• [Problem requirements]:
Give every line below again, exactly.

[Stored items from a collection]
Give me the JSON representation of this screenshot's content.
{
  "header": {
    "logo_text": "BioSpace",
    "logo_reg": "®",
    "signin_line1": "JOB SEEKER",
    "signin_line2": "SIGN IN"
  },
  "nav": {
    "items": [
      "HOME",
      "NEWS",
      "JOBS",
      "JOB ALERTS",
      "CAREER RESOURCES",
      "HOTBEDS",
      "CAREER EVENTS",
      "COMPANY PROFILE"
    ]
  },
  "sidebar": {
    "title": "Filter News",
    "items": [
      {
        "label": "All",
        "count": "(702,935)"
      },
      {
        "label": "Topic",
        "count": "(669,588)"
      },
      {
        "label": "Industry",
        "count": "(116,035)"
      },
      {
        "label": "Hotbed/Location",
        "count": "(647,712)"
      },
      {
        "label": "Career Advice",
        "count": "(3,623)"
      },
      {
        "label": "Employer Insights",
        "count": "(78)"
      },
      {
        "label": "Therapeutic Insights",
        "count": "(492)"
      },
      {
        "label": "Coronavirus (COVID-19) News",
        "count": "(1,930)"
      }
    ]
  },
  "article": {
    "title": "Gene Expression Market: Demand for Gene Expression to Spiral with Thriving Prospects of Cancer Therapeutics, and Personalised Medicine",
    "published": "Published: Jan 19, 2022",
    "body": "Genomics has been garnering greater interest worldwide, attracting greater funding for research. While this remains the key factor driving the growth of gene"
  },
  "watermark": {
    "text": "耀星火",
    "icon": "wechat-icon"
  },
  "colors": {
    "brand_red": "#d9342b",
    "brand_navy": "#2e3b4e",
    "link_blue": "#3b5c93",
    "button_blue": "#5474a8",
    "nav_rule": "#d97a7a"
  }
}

• [Your response]:
Give me the JSON representation of this screenshot's content.
{
  "header": {
    "logo_text": "BioSpace",
    "logo_reg": "®",
    "signin_line1": "JOB SEEKER",
    "signin_line2": "SIGN IN"
  },
  "nav": {
    "items": [
      "HOME",
      "NEWS",
      "JOBS",
      "JOB ALERTS",
      "CAREER RESOURCES",
      "HOTBEDS",
      "CAREER EVENTS",
      "COMPANY PROFILE"
    ]
  },
  "sidebar": {
    "title": "Filter News",
    "items": [
      {
        "label": "All",
        "count": "(702,935)"
      },
      {
        "label": "Topic",
        "count": "(669,588)"
      },
      {
        "label": "Industry",
        "count": "(116,035)"
      },
      {
        "label": "Hotbed/Location",
        "count": "(647,712)"
      },
      {
        "label": "Career Advice",
        "count": "(3,623)"
      },
      {
        "label": "Employer Insights",
        "count": "(78)"
      },
      {
        "label": "Therapeutic Insights",
        "count": "(492)"
      },
      {
        "label": "Coronavirus (COVID-19) News",
        "count": "(1,930)"
      }
    ]
  },
  "article": {
    "title": "Gene Expression Market: Demand for Gene Expression to Spiral with Thriving Prospects of Cancer Therapeutics, and Personalised Medicine",
    "published": "Published: Jan 19, 2022",
    "body": "Genomics has been garnering greater interest worldwide, attracting greater funding for research. While this remains the key factor driving the growth of gene"
  },
  "watermark": {
    "text": "耀星火",
    "icon": "wechat-icon"
  },
  "colors": {
    "brand_red": "#d9342b",
    "brand_navy": "#2e3b4e",
    "link_blue": "#3b5c93",
    "button_blue": "#5474a8",
    "nav_rule": "#d97a7a"
  }
}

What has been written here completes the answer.